Extract all lines in the data that contain the word "TodoList".

>> START DATA ROWS

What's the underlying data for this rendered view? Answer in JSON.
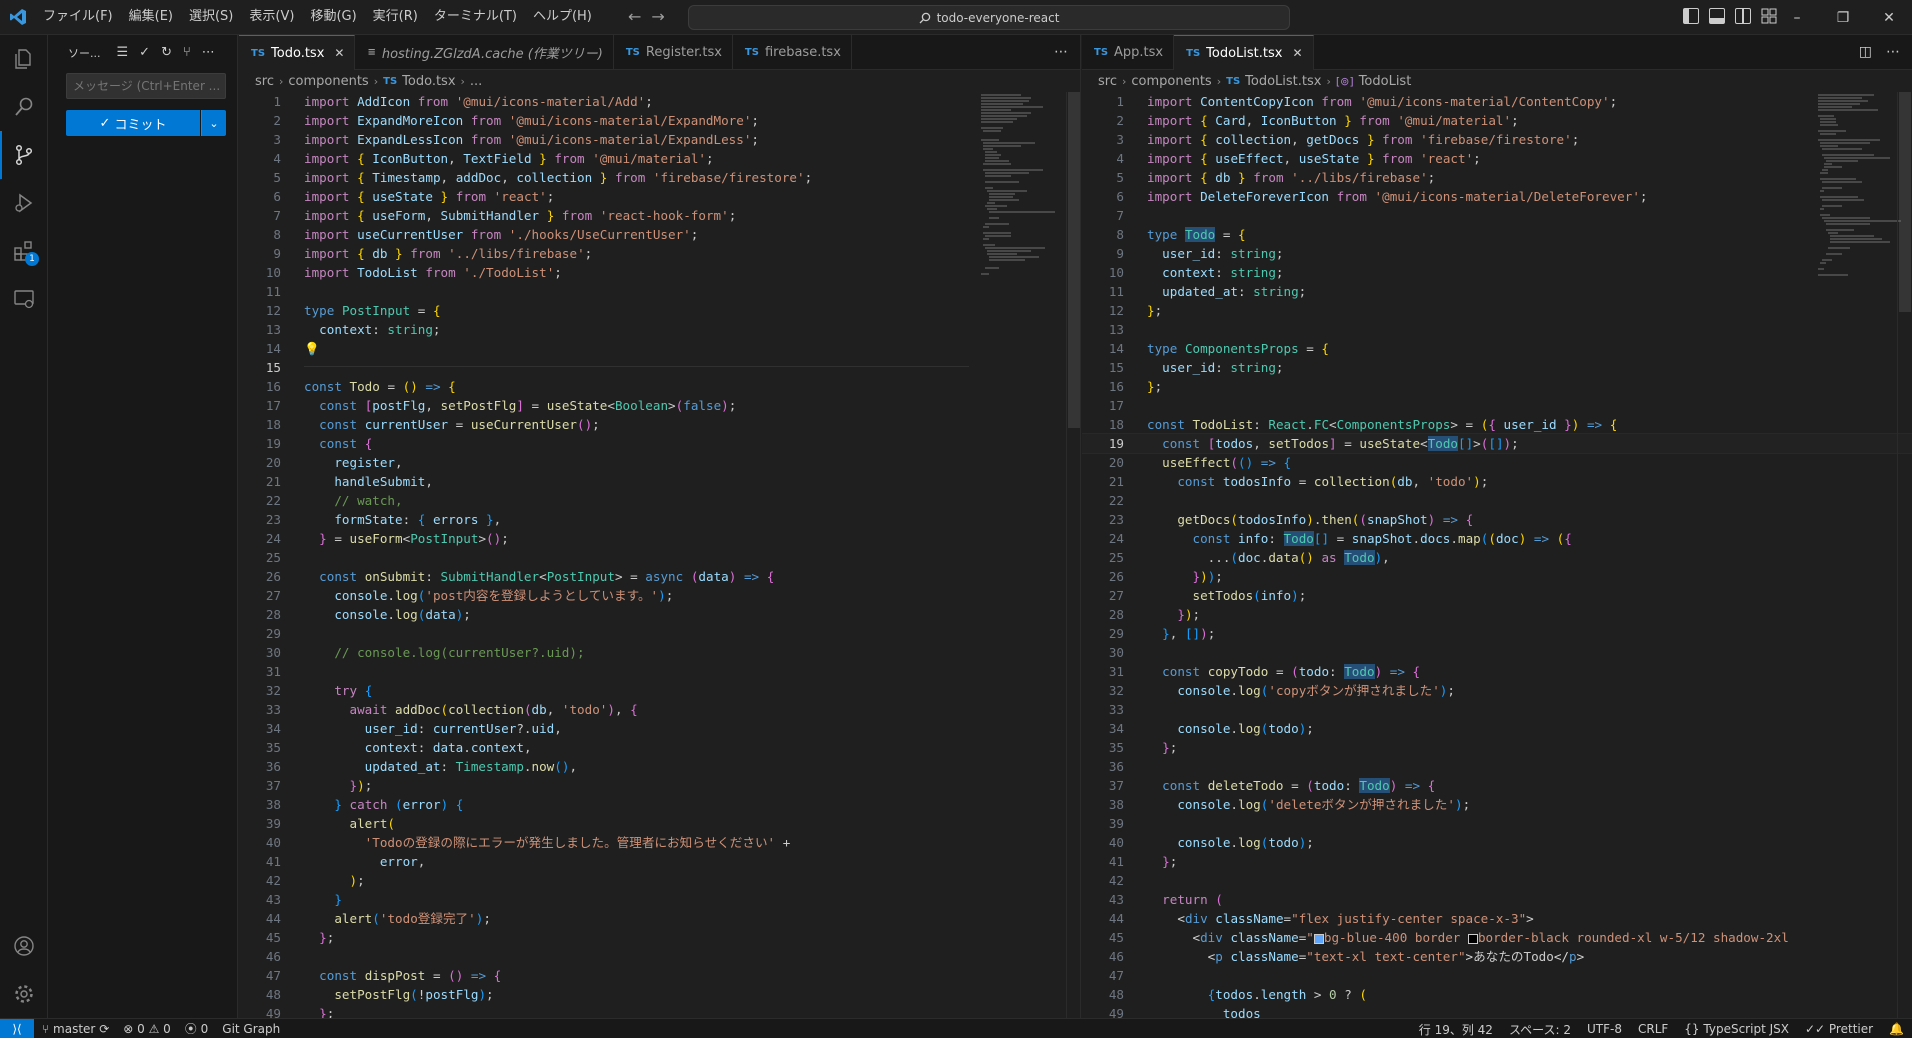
{
  "title_bar": {
    "menus": [
      "ファイル(F)",
      "編集(E)",
      "選択(S)",
      "表示(V)",
      "移動(G)",
      "実行(R)",
      "ターミナル(T)",
      "ヘルプ(H)"
    ],
    "search_text": "todo-everyone-react"
  },
  "sidebar": {
    "title": "ソー...",
    "message_placeholder": "メッセージ (Ctrl+Enter ...",
    "commit_label": "コミット",
    "extensions_badge": "1"
  },
  "editor_left": {
    "tabs": [
      {
        "label": "Todo.tsx",
        "active": true,
        "ftype": "TS"
      },
      {
        "label": "hosting.ZGlzdA.cache (作業ツリー)",
        "active": false,
        "ftype": "≡"
      },
      {
        "label": "Register.tsx",
        "active": false,
        "ftype": "TS"
      },
      {
        "label": "firebase.tsx",
        "active": false,
        "ftype": "TS"
      }
    ],
    "breadcrumb": [
      "src",
      "components",
      "Todo.tsx",
      "..."
    ]
  },
  "editor_right": {
    "tabs": [
      {
        "label": "App.tsx",
        "active": false,
        "ftype": "TS"
      },
      {
        "label": "TodoList.tsx",
        "active": true,
        "ftype": "TS"
      }
    ],
    "breadcrumb": [
      "src",
      "components",
      "TodoList.tsx",
      "TodoList"
    ]
  },
  "status_bar": {
    "branch": "master",
    "problems": "⊗ 0 ⚠ 0",
    "ports": "0",
    "git_graph": "Git Graph",
    "position": "行 19、列 42",
    "spaces": "スペース: 2",
    "encoding": "UTF-8",
    "eol": "CRLF",
    "language": "TypeScript JSX",
    "formatter": "Prettier"
  },
  "colors": {
    "accent": "#0078d4",
    "editor_bg": "#1f1f1f",
    "sidebar_bg": "#181818"
  }
}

>> END DATA ROWS

### THE SOLUTION
        "label": "TodoList.tsx",
      "TodoList.tsx",
      "TodoList"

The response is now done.